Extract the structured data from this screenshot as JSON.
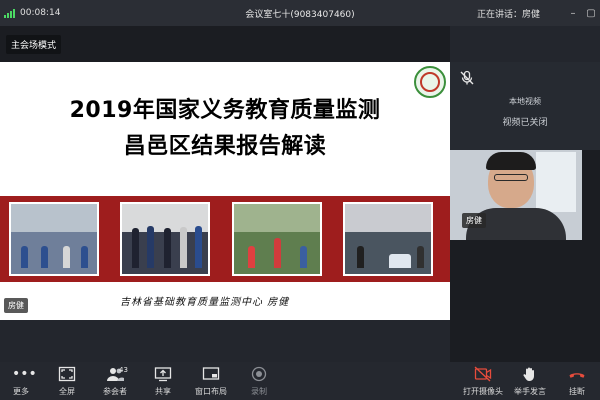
{
  "status": {
    "timer": "00:08:14",
    "meeting_title": "会议室七十(9083407460)",
    "speaker": "正在讲话：房健"
  },
  "mode": {
    "label": "主会场模式"
  },
  "slide": {
    "title_line1": "2019年国家义务教育质量监测",
    "title_line2": "昌邑区结果报告解读",
    "footer": "吉林省基础教育质量监测中心    房健",
    "presenter_tag": "房健"
  },
  "side_panel": {
    "local_video_line1": "本地视频",
    "local_video_line2": "视频已关闭",
    "camera_name": "房健"
  },
  "toolbar": {
    "more": "更多",
    "fullscreen": "全屏",
    "participants": "参会者",
    "participants_count": "43",
    "share": "共享",
    "layout": "窗口布局",
    "record": "录制",
    "camera": "打开摄像头",
    "raise_hand": "举手发言",
    "hangup": "挂断"
  },
  "colors": {
    "banner_red": "#9e1d1d",
    "hangup_red": "#e74c3c",
    "signal_green": "#4cd964"
  },
  "icons": {
    "more": "dots-icon",
    "fullscreen": "fullscreen-icon",
    "participants": "people-icon",
    "share": "share-icon",
    "layout": "layout-icon",
    "record": "record-icon",
    "camera": "camera-off-icon",
    "raise_hand": "hand-icon",
    "hangup": "phone-hangup-icon",
    "mic": "mic-muted-icon"
  }
}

—————

Write out all the records again, exactly, minus any pictures.

EXPECTED OUTPUT —
Extract the structured data from this screenshot as JSON.
{
  "status": {
    "timer": "00:08:14",
    "meeting_title": "会议室七十(9083407460)",
    "speaker": "正在讲话：房健"
  },
  "mode": {
    "label": "主会场模式"
  },
  "slide": {
    "title_line1": "2019年国家义务教育质量监测",
    "title_line2": "昌邑区结果报告解读",
    "footer": "吉林省基础教育质量监测中心    房健",
    "presenter_tag": "房健"
  },
  "side_panel": {
    "local_video_line1": "本地视频",
    "local_video_line2": "视频已关闭",
    "camera_name": "房健"
  },
  "toolbar": {
    "more": "更多",
    "fullscreen": "全屏",
    "participants": "参会者",
    "participants_count": "43",
    "share": "共享",
    "layout": "窗口布局",
    "record": "录制",
    "camera": "打开摄像头",
    "raise_hand": "举手发言",
    "hangup": "挂断"
  },
  "colors": {
    "banner_red": "#9e1d1d",
    "hangup_red": "#e74c3c",
    "signal_green": "#4cd964"
  },
  "icons": {
    "more": "dots-icon",
    "fullscreen": "fullscreen-icon",
    "participants": "people-icon",
    "share": "share-icon",
    "layout": "layout-icon",
    "record": "record-icon",
    "camera": "camera-off-icon",
    "raise_hand": "hand-icon",
    "hangup": "phone-hangup-icon",
    "mic": "mic-muted-icon"
  }
}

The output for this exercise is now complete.